* _Texto selecionado_:
----------------

A agricultura brasileira viveu uma transformação histórica nas últimas décadas. Se antes dependia de tecnologias desenvolvidas para ambientes temperados, hoje se tornou uma das principais referências mundiais em ciência aplicada aos trópicos.

Engenheiro agrônomo, mestre em Irrigação e Drenagem, doutor em Solos e Nutrição de Plantas e PhD em Física do Solo e Modelagem em Agricultura, Durval Dourado Neto: “O Brasil lidera hoje a adoção em larga escala de biodefensivos e biofertilizantes. Utilizamos a própria biodiversidade tropical para o controle natural de pragas e para a fixação biológica de nitrogênio” – Foto: Divulgação

Para o engenheiro agrônomo, mestre em Irrigação e Drenagem, doutor em Solos e Nutrição de Plantas e PhD em Física do Solo e Modelagem em Agricultura, Durval Dourado Neto, o país deixou de importar pacotes tecnológicos incompatíveis com sua realidade para construir soluções próprias, capazes de serem replicadas em outras regiões do planeta. “Como engenheiro agrônomo, compreendi que o avanço da nossa agricultura dependeria de uma forte base em ciência”, afirma.

----------------

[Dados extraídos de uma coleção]
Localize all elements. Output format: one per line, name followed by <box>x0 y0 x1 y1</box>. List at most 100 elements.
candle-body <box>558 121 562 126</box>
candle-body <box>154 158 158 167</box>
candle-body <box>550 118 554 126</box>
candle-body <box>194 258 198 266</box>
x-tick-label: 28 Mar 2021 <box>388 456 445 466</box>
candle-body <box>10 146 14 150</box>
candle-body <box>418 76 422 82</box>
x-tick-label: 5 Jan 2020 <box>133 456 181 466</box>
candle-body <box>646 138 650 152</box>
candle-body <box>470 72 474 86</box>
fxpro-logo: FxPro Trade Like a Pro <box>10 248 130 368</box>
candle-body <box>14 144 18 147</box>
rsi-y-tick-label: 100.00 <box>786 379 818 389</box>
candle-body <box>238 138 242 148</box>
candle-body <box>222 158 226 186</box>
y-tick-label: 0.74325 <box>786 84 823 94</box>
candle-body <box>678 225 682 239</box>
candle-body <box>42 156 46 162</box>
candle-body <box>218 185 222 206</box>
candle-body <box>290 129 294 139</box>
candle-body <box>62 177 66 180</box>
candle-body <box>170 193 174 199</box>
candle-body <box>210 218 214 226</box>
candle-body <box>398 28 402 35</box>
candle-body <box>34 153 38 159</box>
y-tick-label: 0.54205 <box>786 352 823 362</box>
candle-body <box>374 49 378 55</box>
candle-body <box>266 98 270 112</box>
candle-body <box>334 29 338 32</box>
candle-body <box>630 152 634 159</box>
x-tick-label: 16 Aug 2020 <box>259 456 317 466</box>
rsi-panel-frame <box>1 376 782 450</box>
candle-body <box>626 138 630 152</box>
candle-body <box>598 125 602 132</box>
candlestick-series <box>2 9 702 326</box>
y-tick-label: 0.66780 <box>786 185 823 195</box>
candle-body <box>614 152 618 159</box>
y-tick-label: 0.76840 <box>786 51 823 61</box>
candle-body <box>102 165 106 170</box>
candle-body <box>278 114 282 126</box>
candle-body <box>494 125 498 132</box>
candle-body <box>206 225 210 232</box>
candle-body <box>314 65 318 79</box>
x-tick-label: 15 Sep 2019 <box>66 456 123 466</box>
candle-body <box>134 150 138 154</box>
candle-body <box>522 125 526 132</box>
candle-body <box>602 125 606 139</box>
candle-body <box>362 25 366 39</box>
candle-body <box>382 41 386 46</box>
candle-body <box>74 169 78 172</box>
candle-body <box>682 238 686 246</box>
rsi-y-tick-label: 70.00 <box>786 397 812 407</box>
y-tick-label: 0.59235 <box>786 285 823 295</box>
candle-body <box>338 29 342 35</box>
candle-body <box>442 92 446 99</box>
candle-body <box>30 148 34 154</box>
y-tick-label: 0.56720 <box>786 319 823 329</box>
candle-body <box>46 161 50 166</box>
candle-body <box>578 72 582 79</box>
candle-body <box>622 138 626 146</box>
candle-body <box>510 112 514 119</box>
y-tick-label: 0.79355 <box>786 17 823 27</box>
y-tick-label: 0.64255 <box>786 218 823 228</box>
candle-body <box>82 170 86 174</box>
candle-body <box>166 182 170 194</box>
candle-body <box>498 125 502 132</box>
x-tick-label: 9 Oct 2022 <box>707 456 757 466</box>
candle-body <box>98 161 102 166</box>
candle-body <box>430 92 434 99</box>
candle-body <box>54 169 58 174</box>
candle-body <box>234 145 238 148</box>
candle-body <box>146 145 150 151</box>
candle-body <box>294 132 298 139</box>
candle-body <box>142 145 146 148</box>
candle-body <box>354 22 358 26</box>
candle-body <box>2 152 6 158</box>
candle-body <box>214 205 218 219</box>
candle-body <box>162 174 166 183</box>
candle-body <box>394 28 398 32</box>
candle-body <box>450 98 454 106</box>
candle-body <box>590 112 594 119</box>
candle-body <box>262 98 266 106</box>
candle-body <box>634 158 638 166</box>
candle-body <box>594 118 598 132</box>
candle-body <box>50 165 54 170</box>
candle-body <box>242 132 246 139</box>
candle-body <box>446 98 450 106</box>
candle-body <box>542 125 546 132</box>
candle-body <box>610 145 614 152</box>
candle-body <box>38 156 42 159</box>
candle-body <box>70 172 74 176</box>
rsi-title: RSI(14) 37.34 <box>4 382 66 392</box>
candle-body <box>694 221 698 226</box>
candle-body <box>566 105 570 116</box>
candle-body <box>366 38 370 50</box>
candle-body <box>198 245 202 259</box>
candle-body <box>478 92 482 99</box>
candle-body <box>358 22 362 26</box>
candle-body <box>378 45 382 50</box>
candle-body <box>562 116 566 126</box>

----------------

* _Tarefas_:
1. Repita o trecho do texto selecionado entre "A agricultura brasileira" e "aplicada aos trópicos.", inclusive.
2. Segundo o texto selecionado, de que produtos o Brasil lidera hoje a adoção em larga escala?

* _Suas respostas_:
1.
A agricultura brasileira viveu uma transformação histórica nas últimas décadas. Se antes dependia de tecnologias desenvolvidas para ambientes temperados, hoje se tornou uma das principais referências mundiais em ciência aplicada aos trópicos.

2. De biodefensivos e biofertilizantes.